__WHAT TO WORK ON__
Gather every line that includes the word "Registry", please.

__EXTRACTED DATA__

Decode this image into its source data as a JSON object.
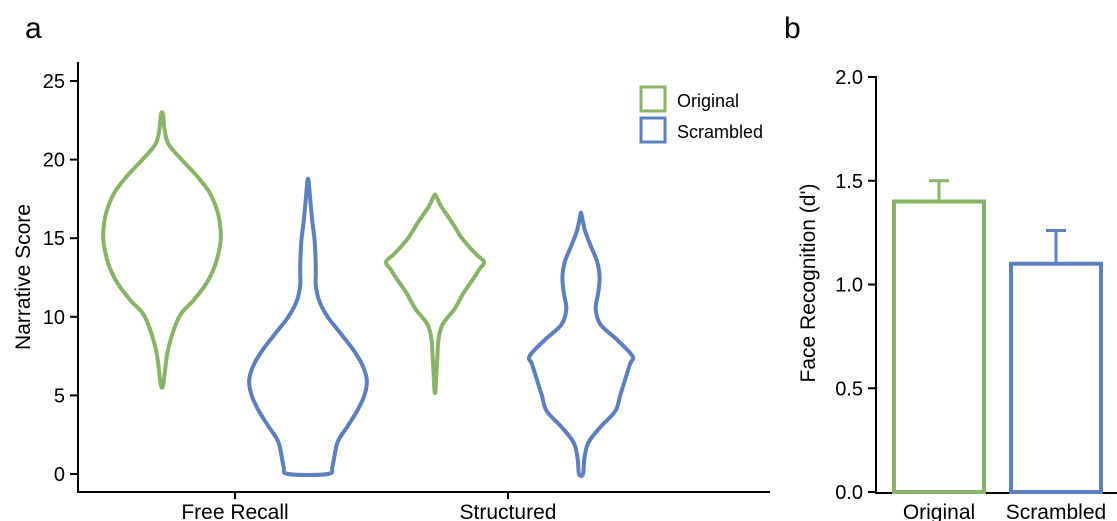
{
  "panels": {
    "a_label": "a",
    "b_label": "b"
  },
  "colors": {
    "original": "#88B466",
    "scrambled": "#5B7FC0"
  },
  "chart_data": [
    {
      "type": "violin",
      "panel": "a",
      "title": "",
      "ylabel": "Narrative Score",
      "xlabel": "",
      "ylim": [
        0,
        25
      ],
      "yticks": [
        0,
        5,
        10,
        15,
        20,
        25
      ],
      "categories": [
        "Free Recall",
        "Structured"
      ],
      "legend": {
        "placement": "top-right",
        "entries": [
          "Original",
          "Scrambled"
        ]
      },
      "series": [
        {
          "name": "Original",
          "violins": [
            {
              "category": "Free Recall",
              "profile": [
                [
                  5.6,
                  0.2
                ],
                [
                  6.5,
                  0.6
                ],
                [
                  8,
                  1.3
                ],
                [
                  10,
                  3.5
                ],
                [
                  11,
                  6.3
                ],
                [
                  12,
                  8.8
                ],
                [
                  13,
                  10.5
                ],
                [
                  14,
                  11.5
                ],
                [
                  15,
                  12
                ],
                [
                  16,
                  11.8
                ],
                [
                  17,
                  11
                ],
                [
                  18,
                  9.5
                ],
                [
                  19,
                  7
                ],
                [
                  20,
                  4
                ],
                [
                  21,
                  1.3
                ],
                [
                  22,
                  0.5
                ],
                [
                  22.9,
                  0.2
                ]
              ]
            },
            {
              "category": "Structured",
              "profile": [
                [
                  5.3,
                  0.1
                ],
                [
                  6.5,
                  0.3
                ],
                [
                  7.5,
                  0.5
                ],
                [
                  8.5,
                  0.7
                ],
                [
                  9.5,
                  1.5
                ],
                [
                  10.5,
                  4
                ],
                [
                  11.5,
                  5.8
                ],
                [
                  12.5,
                  8
                ],
                [
                  13,
                  9
                ],
                [
                  13.5,
                  10
                ],
                [
                  14,
                  8.3
                ],
                [
                  15,
                  5.5
                ],
                [
                  16,
                  3.5
                ],
                [
                  17,
                  1.3
                ],
                [
                  17.7,
                  0.2
                ]
              ]
            }
          ]
        },
        {
          "name": "Scrambled",
          "violins": [
            {
              "category": "Free Recall",
              "profile": [
                [
                  0,
                  4
                ],
                [
                  0.5,
                  5
                ],
                [
                  2,
                  6
                ],
                [
                  3,
                  8
                ],
                [
                  4,
                  10
                ],
                [
                  5,
                  11.5
                ],
                [
                  6,
                  12
                ],
                [
                  7,
                  11
                ],
                [
                  8,
                  9
                ],
                [
                  9,
                  6.5
                ],
                [
                  10,
                  4
                ],
                [
                  11,
                  2.3
                ],
                [
                  12,
                  1.6
                ],
                [
                  13,
                  1.6
                ],
                [
                  14,
                  1.5
                ],
                [
                  15,
                  1.3
                ],
                [
                  16,
                  0.9
                ],
                [
                  17,
                  0.6
                ],
                [
                  18,
                  0.3
                ],
                [
                  18.7,
                  0.1
                ]
              ]
            },
            {
              "category": "Structured",
              "profile": [
                [
                  0,
                  0.4
                ],
                [
                  1,
                  0.7
                ],
                [
                  2,
                  1.5
                ],
                [
                  3,
                  4
                ],
                [
                  4,
                  7
                ],
                [
                  5,
                  8
                ],
                [
                  6,
                  9
                ],
                [
                  7,
                  10
                ],
                [
                  7.5,
                  10.5
                ],
                [
                  8.5,
                  7.5
                ],
                [
                  9.5,
                  4
                ],
                [
                  10.5,
                  3
                ],
                [
                  11.5,
                  3.5
                ],
                [
                  12.5,
                  3.8
                ],
                [
                  13.5,
                  3.3
                ],
                [
                  14.5,
                  2
                ],
                [
                  15.5,
                  0.8
                ],
                [
                  16.5,
                  0.1
                ]
              ]
            }
          ]
        }
      ]
    },
    {
      "type": "bar",
      "panel": "b",
      "title": "",
      "ylabel": "Face Recognition (d')",
      "xlabel": "",
      "ylim": [
        0,
        2.0
      ],
      "yticks": [
        "0.0",
        "0.5",
        "1.0",
        "1.5",
        "2.0"
      ],
      "categories": [
        "Original",
        "Scrambled"
      ],
      "values": [
        1.4,
        1.1
      ],
      "error": [
        0.1,
        0.16
      ]
    }
  ]
}
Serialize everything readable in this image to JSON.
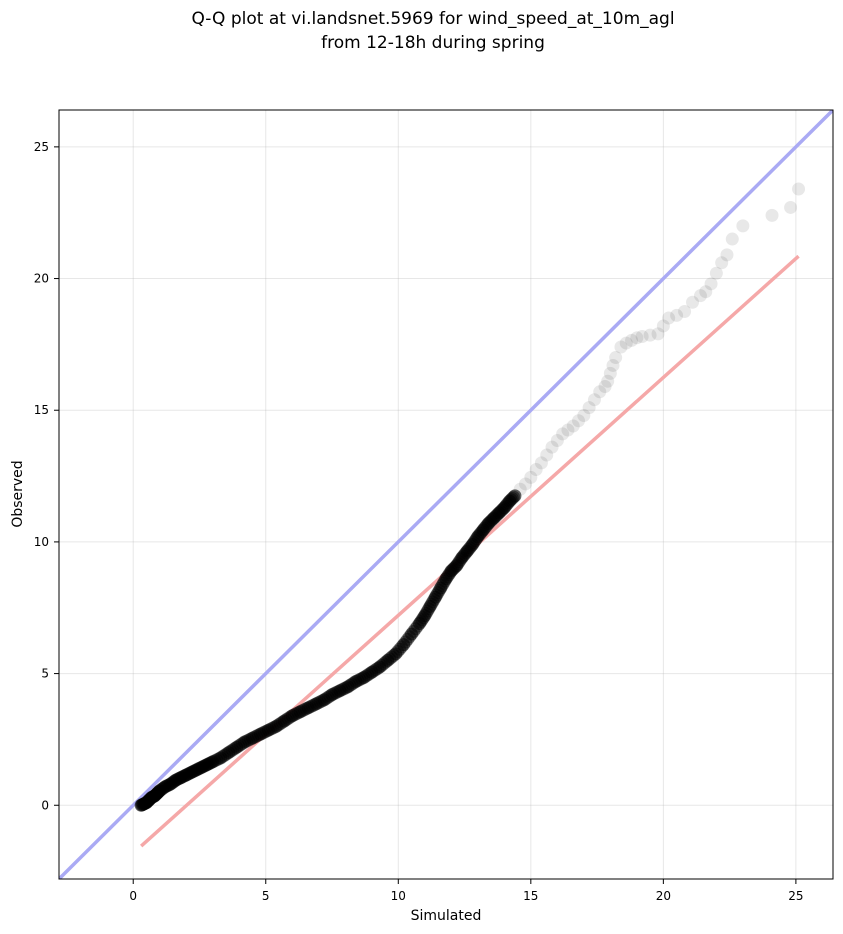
{
  "chart_data": {
    "type": "scatter",
    "title": [
      "Q-Q plot at vi.landsnet.5969 for wind_speed_at_10m_agl",
      "from 12-18h during spring"
    ],
    "xlabel": "Simulated",
    "ylabel": "Observed",
    "xlim": [
      -2.8,
      26.4
    ],
    "ylim": [
      -2.8,
      26.4
    ],
    "xticks": [
      0,
      5,
      10,
      15,
      20,
      25
    ],
    "yticks": [
      0,
      5,
      10,
      15,
      20,
      25
    ],
    "grid": true,
    "legend": "none",
    "identity_line": {
      "x": [
        -2.8,
        26.4
      ],
      "y": [
        -2.8,
        26.4
      ],
      "color": "#aaaaf4"
    },
    "fit_line": {
      "x": [
        0.3,
        25.1
      ],
      "y": [
        -1.55,
        20.85
      ],
      "color": "#f5a8a8"
    },
    "points_color": "#000000",
    "qq_points": {
      "x": [
        0.3,
        0.4,
        0.5,
        0.6,
        0.7,
        0.8,
        0.9,
        1.0,
        1.2,
        1.4,
        1.6,
        1.8,
        2.0,
        2.2,
        2.4,
        2.6,
        2.8,
        3.0,
        3.3,
        3.6,
        3.9,
        4.2,
        4.5,
        4.8,
        5.1,
        5.4,
        5.7,
        6.0,
        6.3,
        6.6,
        6.9,
        7.2,
        7.5,
        7.8,
        8.1,
        8.4,
        8.7,
        9.0,
        9.3,
        9.6,
        9.9,
        10.2,
        10.5,
        10.8,
        11.0,
        11.2,
        11.4,
        11.6,
        11.8,
        12.0,
        12.2,
        12.4,
        12.6,
        12.8,
        13.0,
        13.2,
        13.4,
        13.6,
        13.8,
        14.0,
        14.2,
        14.4,
        14.6,
        14.8,
        15.0,
        15.2,
        15.4,
        15.6,
        15.8,
        16.0,
        16.2,
        16.4,
        16.6,
        16.8,
        17.0,
        17.2,
        17.4,
        17.6,
        17.8,
        17.9,
        18.0,
        18.1,
        18.2,
        18.4,
        18.6,
        18.8,
        19.0,
        19.2,
        19.5,
        19.8,
        20.0,
        20.2,
        20.5,
        20.8,
        21.1,
        21.4,
        21.6,
        21.8,
        22.0,
        22.2,
        22.4,
        22.6,
        23.0,
        24.1,
        24.8,
        25.1
      ],
      "y": [
        0.0,
        0.05,
        0.1,
        0.2,
        0.3,
        0.35,
        0.45,
        0.55,
        0.7,
        0.8,
        0.95,
        1.05,
        1.15,
        1.25,
        1.35,
        1.45,
        1.55,
        1.65,
        1.8,
        2.0,
        2.2,
        2.4,
        2.55,
        2.7,
        2.85,
        3.0,
        3.2,
        3.4,
        3.55,
        3.7,
        3.85,
        4.0,
        4.2,
        4.35,
        4.5,
        4.7,
        4.85,
        5.05,
        5.25,
        5.5,
        5.75,
        6.1,
        6.5,
        6.9,
        7.2,
        7.55,
        7.9,
        8.25,
        8.6,
        8.9,
        9.1,
        9.4,
        9.65,
        9.9,
        10.2,
        10.45,
        10.7,
        10.9,
        11.1,
        11.3,
        11.55,
        11.75,
        12.0,
        12.2,
        12.45,
        12.75,
        13.0,
        13.3,
        13.6,
        13.85,
        14.1,
        14.25,
        14.4,
        14.6,
        14.8,
        15.1,
        15.4,
        15.7,
        15.9,
        16.1,
        16.4,
        16.7,
        17.0,
        17.4,
        17.55,
        17.65,
        17.75,
        17.8,
        17.85,
        17.9,
        18.2,
        18.5,
        18.6,
        18.75,
        19.1,
        19.35,
        19.5,
        19.8,
        20.2,
        20.6,
        20.9,
        21.5,
        22.0,
        22.4,
        22.7,
        23.4
      ]
    },
    "points_alpha_break": 14.5
  }
}
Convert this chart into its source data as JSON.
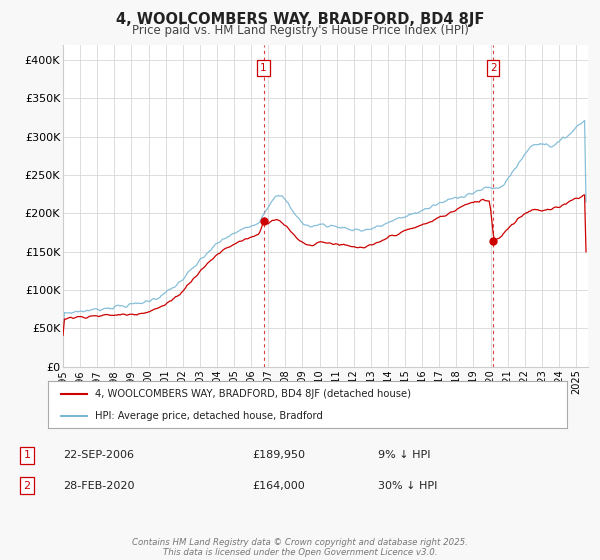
{
  "title": "4, WOOLCOMBERS WAY, BRADFORD, BD4 8JF",
  "subtitle": "Price paid vs. HM Land Registry's House Price Index (HPI)",
  "bg_color": "#f8f8f8",
  "plot_bg_color": "#ffffff",
  "hpi_color": "#7ab8d4",
  "price_color": "#cc0000",
  "grid_color": "#d8d8d8",
  "vline_color": "#cc0000",
  "sale1_date_x": 2006.73,
  "sale1_price": 189950,
  "sale2_date_x": 2020.16,
  "sale2_price": 164000,
  "legend_line1": "4, WOOLCOMBERS WAY, BRADFORD, BD4 8JF (detached house)",
  "legend_line2": "HPI: Average price, detached house, Bradford",
  "table_row1": [
    "1",
    "22-SEP-2006",
    "£189,950",
    "9% ↓ HPI"
  ],
  "table_row2": [
    "2",
    "28-FEB-2020",
    "£164,000",
    "30% ↓ HPI"
  ],
  "footer": "Contains HM Land Registry data © Crown copyright and database right 2025.\nThis data is licensed under the Open Government Licence v3.0.",
  "ylim": [
    0,
    420000
  ],
  "xlim_start": 1995.0,
  "xlim_end": 2025.7,
  "yticks": [
    0,
    50000,
    100000,
    150000,
    200000,
    250000,
    300000,
    350000,
    400000
  ],
  "ytick_labels": [
    "£0",
    "£50K",
    "£100K",
    "£150K",
    "£200K",
    "£250K",
    "£300K",
    "£350K",
    "£400K"
  ],
  "xticks": [
    1995,
    1996,
    1997,
    1998,
    1999,
    2000,
    2001,
    2002,
    2003,
    2004,
    2005,
    2006,
    2007,
    2008,
    2009,
    2010,
    2011,
    2012,
    2013,
    2014,
    2015,
    2016,
    2017,
    2018,
    2019,
    2020,
    2021,
    2022,
    2023,
    2024,
    2025
  ]
}
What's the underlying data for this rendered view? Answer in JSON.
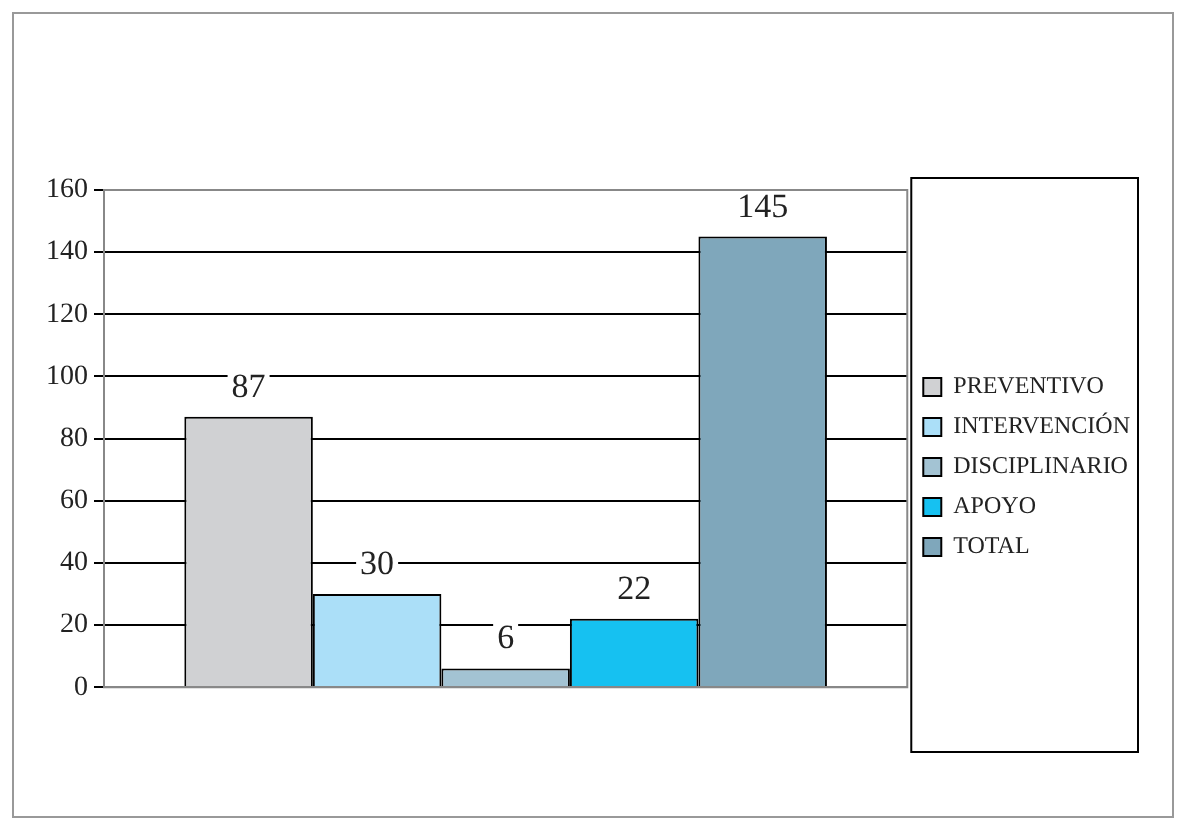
{
  "chart_data": {
    "type": "bar",
    "categories": [
      null
    ],
    "series": [
      {
        "name": "PREVENTIVO",
        "color": "#d0d1d3",
        "values": [
          87
        ]
      },
      {
        "name": "INTERVENCIÓN",
        "color": "#abdff8",
        "values": [
          30
        ]
      },
      {
        "name": "DISCIPLINARIO",
        "color": "#a3c3d3",
        "values": [
          6
        ]
      },
      {
        "name": "APOYO",
        "color": "#16c1f1",
        "values": [
          22
        ]
      },
      {
        "name": "TOTAL",
        "color": "#7fa7bb",
        "values": [
          145
        ]
      }
    ],
    "ylim": [
      0,
      160
    ],
    "yticks": [
      0,
      20,
      40,
      60,
      80,
      100,
      120,
      140,
      160
    ],
    "grid": "y",
    "legend": "right",
    "data_labels": true
  }
}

__SOLVED EXERCISE__
  "subtitle": "Price paid vs. HM Land Registry's House Price Index (HPI)",
  "footer": "Contains HM Land Registry data © Crown copyright and database right 2025.\nThis data is licensed under the Open Government Licence v3.0.",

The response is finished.